Exercise details - Pictures in the data below are not part of the copy; transcribe everything else exactly.

Data shown -
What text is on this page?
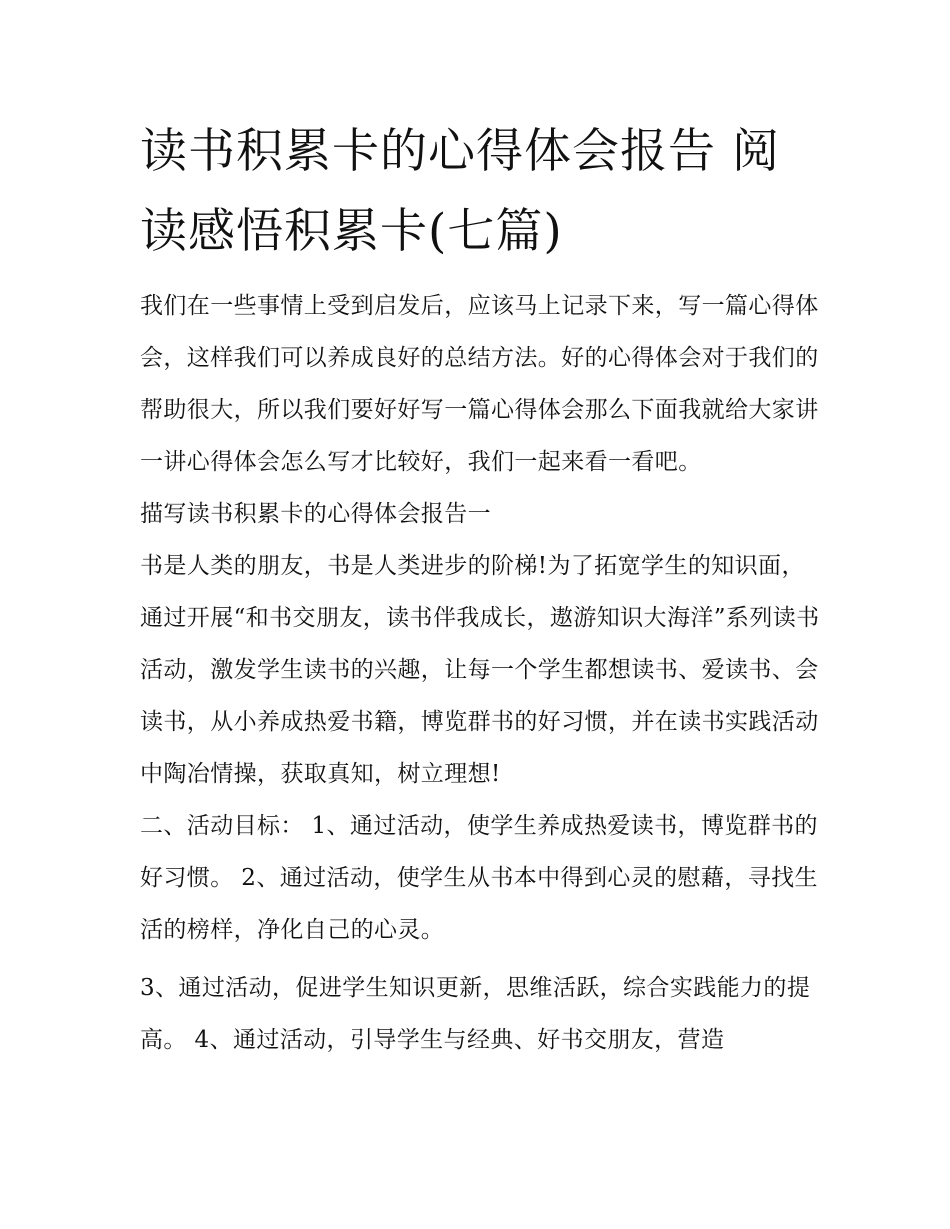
读书积累卡的心得体会报告 阅读感悟积累卡(七篇)

我们在一些事情上受到启发后，应该马上记录下来，写一篇心得体会，这样我们可以养成良好的总结方法。好的心得体会对于我们的帮助很大，所以我们要好好写一篇心得体会那么下面我就给大家讲一讲心得体会怎么写才比较好，我们一起来看一看吧。

描写读书积累卡的心得体会报告一

书是人类的朋友，书是人类进步的阶梯!为了拓宽学生的知识面，通过开展“和书交朋友，读书伴我成长，遨游知识大海洋”系列读书活动，激发学生读书的兴趣，让每一个学生都想读书、爱读书、会读书，从小养成热爱书籍，博览群书的好习惯，并在读书实践活动中陶冶情操，获取真知，树立理想!

二、活动目标： 1、通过活动，使学生养成热爱读书，博览群书的好习惯。 2、通过活动，使学生从书本中得到心灵的慰藉，寻找生活的榜样，净化自己的心灵。

3、通过活动，促进学生知识更新，思维活跃，综合实践能力的提高。 4、通过活动，引导学生与经典、好书交朋友，营造
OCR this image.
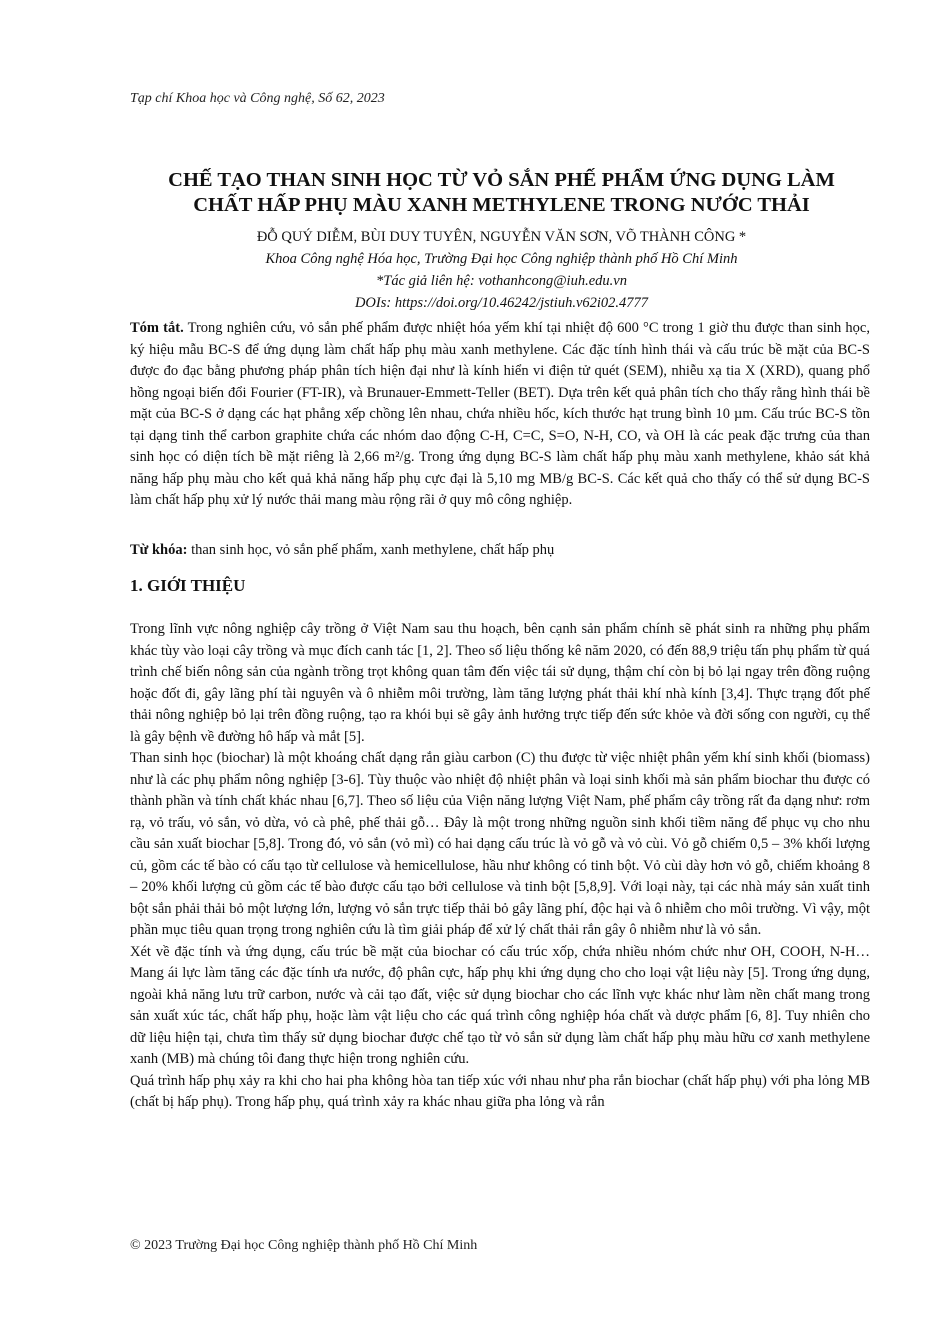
Tạp chí Khoa học và Công nghệ, Số 62, 2023
CHẾ TẠO THAN SINH HỌC TỪ VỎ SẮN PHẾ PHẨM ỨNG DỤNG LÀM
CHẤT HẤP PHỤ MÀU XANH METHYLENE TRONG NƯỚC THẢI
ĐỖ QUÝ DIỄM, BÙI DUY TUYÊN, NGUYỄN VĂN SƠN, VÕ THÀNH CÔNG *
Khoa Công nghệ Hóa học, Trường Đại học Công nghiệp thành phố Hồ Chí Minh
*Tác giả liên hệ: vothanhcong@iuh.edu.vn
DOIs: https://doi.org/10.46242/jstiuh.v62i02.4777
Tóm tắt. Trong nghiên cứu, vỏ sắn phế phẩm được nhiệt hóa yếm khí tại nhiệt độ 600 °C trong 1 giờ thu được than sinh học, ký hiệu mẫu BC-S để ứng dụng làm chất hấp phụ màu xanh methylene. Các đặc tính hình thái và cấu trúc bề mặt của BC-S được đo đạc bằng phương pháp phân tích hiện đại như là kính hiển vi điện tử quét (SEM), nhiễu xạ tia X (XRD), quang phổ hồng ngoại biến đổi Fourier (FT-IR), và Brunauer-Emmett-Teller (BET). Dựa trên kết quả phân tích cho thấy rằng hình thái bề mặt của BC-S ở dạng các hạt phẳng xếp chồng lên nhau, chứa nhiều hốc, kích thước hạt trung bình 10 µm. Cấu trúc BC-S tồn tại dạng tinh thể carbon graphite chứa các nhóm dao động C-H, C=C, S=O, N-H, CO, và OH là các peak đặc trưng của than sinh học có diện tích bề mặt riêng là 2,66 m²/g. Trong ứng dụng BC-S làm chất hấp phụ màu xanh methylene, khảo sát khả năng hấp phụ màu cho kết quả khả năng hấp phụ cực đại là 5,10 mg MB/g BC-S. Các kết quả cho thấy có thể sử dụng BC-S làm chất hấp phụ xử lý nước thải mang màu rộng rãi ở quy mô công nghiệp.
Từ khóa: than sinh học, vỏ sắn phế phẩm, xanh methylene, chất hấp phụ
1. GIỚI THIỆU

Trong lĩnh vực nông nghiệp cây trồng ở Việt Nam sau thu hoạch, bên cạnh sản phẩm chính sẽ phát sinh ra những phụ phẩm khác tùy vào loại cây trồng và mục đích canh tác [1, 2]. Theo số liệu thống kê năm 2020, có đến 88,9 triệu tấn phụ phẩm từ quá trình chế biến nông sản của ngành trồng trọt không quan tâm đến việc tái sử dụng, thậm chí còn bị bỏ lại ngay trên đồng ruộng hoặc đốt đi, gây lãng phí tài nguyên và ô nhiễm môi trường, làm tăng lượng phát thải khí nhà kính [3,4]. Thực trạng đốt phế thải nông nghiệp bỏ lại trên đồng ruộng, tạo ra khói bụi sẽ gây ảnh hưởng trực tiếp đến sức khỏe và đời sống con người, cụ thể là gây bệnh về đường hô hấp và mắt [5].

Than sinh học (biochar) là một khoáng chất dạng rắn giàu carbon (C) thu được từ việc nhiệt phân yếm khí sinh khối (biomass) như là các phụ phẩm nông nghiệp [3-6]. Tùy thuộc vào nhiệt độ nhiệt phân và loại sinh khối mà sản phẩm biochar thu được có thành phần và tính chất khác nhau [6,7]. Theo số liệu của Viện năng lượng Việt Nam, phế phẩm cây trồng rất đa dạng như: rơm rạ, vỏ trấu, vỏ sắn, vỏ dừa, vỏ cà phê, phế thải gỗ… Đây là một trong những nguồn sinh khối tiềm năng để phục vụ cho nhu cầu sản xuất biochar [5,8]. Trong đó, vỏ sắn (vỏ mì) có hai dạng cấu trúc là vỏ gỗ và vỏ cùi. Vỏ gỗ chiếm 0,5 – 3% khối lượng củ, gồm các tế bào có cấu tạo từ cellulose và hemicellulose, hầu như không có tinh bột. Vỏ cùi dày hơn vỏ gỗ, chiếm khoảng 8 – 20% khối lượng củ gồm các tế bào được cấu tạo bởi cellulose và tinh bột [5,8,9]. Với loại này, tại các nhà máy sản xuất tinh bột sắn phải thải bỏ một lượng lớn, lượng vỏ sắn trực tiếp thải bỏ gây lãng phí, độc hại và ô nhiễm cho môi trường. Vì vậy, một phần mục tiêu quan trọng trong nghiên cứu là tìm giải pháp để xử lý chất thải rắn gây ô nhiễm như là vỏ sắn.

Xét về đặc tính và ứng dụng, cấu trúc bề mặt của biochar có cấu trúc xốp, chứa nhiều nhóm chức như OH, COOH, N-H… Mang ái lực làm tăng các đặc tính ưa nước, độ phân cực, hấp phụ khi ứng dụng cho cho loại vật liệu này [5]. Trong ứng dụng, ngoài khả năng lưu trữ carbon, nước và cải tạo đất, việc sử dụng biochar cho các lĩnh vực khác như làm nền chất mang trong sản xuất xúc tác, chất hấp phụ, hoặc làm vật liệu cho các quá trình công nghiệp hóa chất và dược phẩm [6, 8]. Tuy nhiên cho dữ liệu hiện tại, chưa tìm thấy sử dụng biochar được chế tạo từ vỏ sắn sử dụng làm chất hấp phụ màu hữu cơ xanh methylene xanh (MB) mà chúng tôi đang thực hiện trong nghiên cứu.

Quá trình hấp phụ xảy ra khi cho hai pha không hòa tan tiếp xúc với nhau như pha rắn biochar (chất hấp phụ) với pha lỏng MB (chất bị hấp phụ). Trong hấp phụ, quá trình xảy ra khác nhau giữa pha lỏng và rắn

© 2023 Trường Đại học Công nghiệp thành phố Hồ Chí Minh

Response for this exercise -
What text is on this page?
读书积累卡的心得体会报告 阅读感悟积累卡(七篇)

我们在一些事情上受到启发后，应该马上记录下来，写一篇心得体会，这样我们可以养成良好的总结方法。好的心得体会对于我们的帮助很大，所以我们要好好写一篇心得体会那么下面我就给大家讲一讲心得体会怎么写才比较好，我们一起来看一看吧。

描写读书积累卡的心得体会报告一

书是人类的朋友，书是人类进步的阶梯!为了拓宽学生的知识面，通过开展“和书交朋友，读书伴我成长，遨游知识大海洋”系列读书活动，激发学生读书的兴趣，让每一个学生都想读书、爱读书、会读书，从小养成热爱书籍，博览群书的好习惯，并在读书实践活动中陶冶情操，获取真知，树立理想!

二、活动目标： 1、通过活动，使学生养成热爱读书，博览群书的好习惯。 2、通过活动，使学生从书本中得到心灵的慰藉，寻找生活的榜样，净化自己的心灵。

3、通过活动，促进学生知识更新，思维活跃，综合实践能力的提高。 4、通过活动，引导学生与经典、好书交朋友，营造
OCR this image.
Tạp chí Khoa học và Công nghệ, Số 62, 2023
CHẾ TẠO THAN SINH HỌC TỪ VỎ SẮN PHẾ PHẨM ỨNG DỤNG LÀM
CHẤT HẤP PHỤ MÀU XANH METHYLENE TRONG NƯỚC THẢI
ĐỖ QUÝ DIỄM, BÙI DUY TUYÊN, NGUYỄN VĂN SƠN, VÕ THÀNH CÔNG *
Khoa Công nghệ Hóa học, Trường Đại học Công nghiệp thành phố Hồ Chí Minh
*Tác giả liên hệ: vothanhcong@iuh.edu.vn
DOIs: https://doi.org/10.46242/jstiuh.v62i02.4777
Tóm tắt. Trong nghiên cứu, vỏ sắn phế phẩm được nhiệt hóa yếm khí tại nhiệt độ 600 °C trong 1 giờ thu được than sinh học, ký hiệu mẫu BC-S để ứng dụng làm chất hấp phụ màu xanh methylene. Các đặc tính hình thái và cấu trúc bề mặt của BC-S được đo đạc bằng phương pháp phân tích hiện đại như là kính hiển vi điện tử quét (SEM), nhiễu xạ tia X (XRD), quang phổ hồng ngoại biến đổi Fourier (FT-IR), và Brunauer-Emmett-Teller (BET). Dựa trên kết quả phân tích cho thấy rằng hình thái bề mặt của BC-S ở dạng các hạt phẳng xếp chồng lên nhau, chứa nhiều hốc, kích thước hạt trung bình 10 µm. Cấu trúc BC-S tồn tại dạng tinh thể carbon graphite chứa các nhóm dao động C-H, C=C, S=O, N-H, CO, và OH là các peak đặc trưng của than sinh học có diện tích bề mặt riêng là 2,66 m²/g. Trong ứng dụng BC-S làm chất hấp phụ màu xanh methylene, khảo sát khả năng hấp phụ màu cho kết quả khả năng hấp phụ cực đại là 5,10 mg MB/g BC-S. Các kết quả cho thấy có thể sử dụng BC-S làm chất hấp phụ xử lý nước thải mang màu rộng rãi ở quy mô công nghiệp.
Từ khóa: than sinh học, vỏ sắn phế phẩm, xanh methylene, chất hấp phụ
1. GIỚI THIỆU

Trong lĩnh vực nông nghiệp cây trồng ở Việt Nam sau thu hoạch, bên cạnh sản phẩm chính sẽ phát sinh ra những phụ phẩm khác tùy vào loại cây trồng và mục đích canh tác [1, 2]. Theo số liệu thống kê năm 2020, có đến 88,9 triệu tấn phụ phẩm từ quá trình chế biến nông sản của ngành trồng trọt không quan tâm đến việc tái sử dụng, thậm chí còn bị bỏ lại ngay trên đồng ruộng hoặc đốt đi, gây lãng phí tài nguyên và ô nhiễm môi trường, làm tăng lượng phát thải khí nhà kính [3,4]. Thực trạng đốt phế thải nông nghiệp bỏ lại trên đồng ruộng, tạo ra khói bụi sẽ gây ảnh hưởng trực tiếp đến sức khỏe và đời sống con người, cụ thể là gây bệnh về đường hô hấp và mắt [5].

Than sinh học (biochar) là một khoáng chất dạng rắn giàu carbon (C) thu được từ việc nhiệt phân yếm khí sinh khối (biomass) như là các phụ phẩm nông nghiệp [3-6]. Tùy thuộc vào nhiệt độ nhiệt phân và loại sinh khối mà sản phẩm biochar thu được có thành phần và tính chất khác nhau [6,7]. Theo số liệu của Viện năng lượng Việt Nam, phế phẩm cây trồng rất đa dạng như: rơm rạ, vỏ trấu, vỏ sắn, vỏ dừa, vỏ cà phê, phế thải gỗ… Đây là một trong những nguồn sinh khối tiềm năng để phục vụ cho nhu cầu sản xuất biochar [5,8]. Trong đó, vỏ sắn (vỏ mì) có hai dạng cấu trúc là vỏ gỗ và vỏ cùi. Vỏ gỗ chiếm 0,5 – 3% khối lượng củ, gồm các tế bào có cấu tạo từ cellulose và hemicellulose, hầu như không có tinh bột. Vỏ cùi dày hơn vỏ gỗ, chiếm khoảng 8 – 20% khối lượng củ gồm các tế bào được cấu tạo bởi cellulose và tinh bột [5,8,9]. Với loại này, tại các nhà máy sản xuất tinh bột sắn phải thải bỏ một lượng lớn, lượng vỏ sắn trực tiếp thải bỏ gây lãng phí, độc hại và ô nhiễm cho môi trường. Vì vậy, một phần mục tiêu quan trọng trong nghiên cứu là tìm giải pháp để xử lý chất thải rắn gây ô nhiễm như là vỏ sắn.

Xét về đặc tính và ứng dụng, cấu trúc bề mặt của biochar có cấu trúc xốp, chứa nhiều nhóm chức như OH, COOH, N-H… Mang ái lực làm tăng các đặc tính ưa nước, độ phân cực, hấp phụ khi ứng dụng cho cho loại vật liệu này [5]. Trong ứng dụng, ngoài khả năng lưu trữ carbon, nước và cải tạo đất, việc sử dụng biochar cho các lĩnh vực khác như làm nền chất mang trong sản xuất xúc tác, chất hấp phụ, hoặc làm vật liệu cho các quá trình công nghiệp hóa chất và dược phẩm [6, 8]. Tuy nhiên cho dữ liệu hiện tại, chưa tìm thấy sử dụng biochar được chế tạo từ vỏ sắn sử dụng làm chất hấp phụ màu hữu cơ xanh methylene xanh (MB) mà chúng tôi đang thực hiện trong nghiên cứu.

Quá trình hấp phụ xảy ra khi cho hai pha không hòa tan tiếp xúc với nhau như pha rắn biochar (chất hấp phụ) với pha lỏng MB (chất bị hấp phụ). Trong hấp phụ, quá trình xảy ra khác nhau giữa pha lỏng và rắn

© 2023 Trường Đại học Công nghiệp thành phố Hồ Chí Minh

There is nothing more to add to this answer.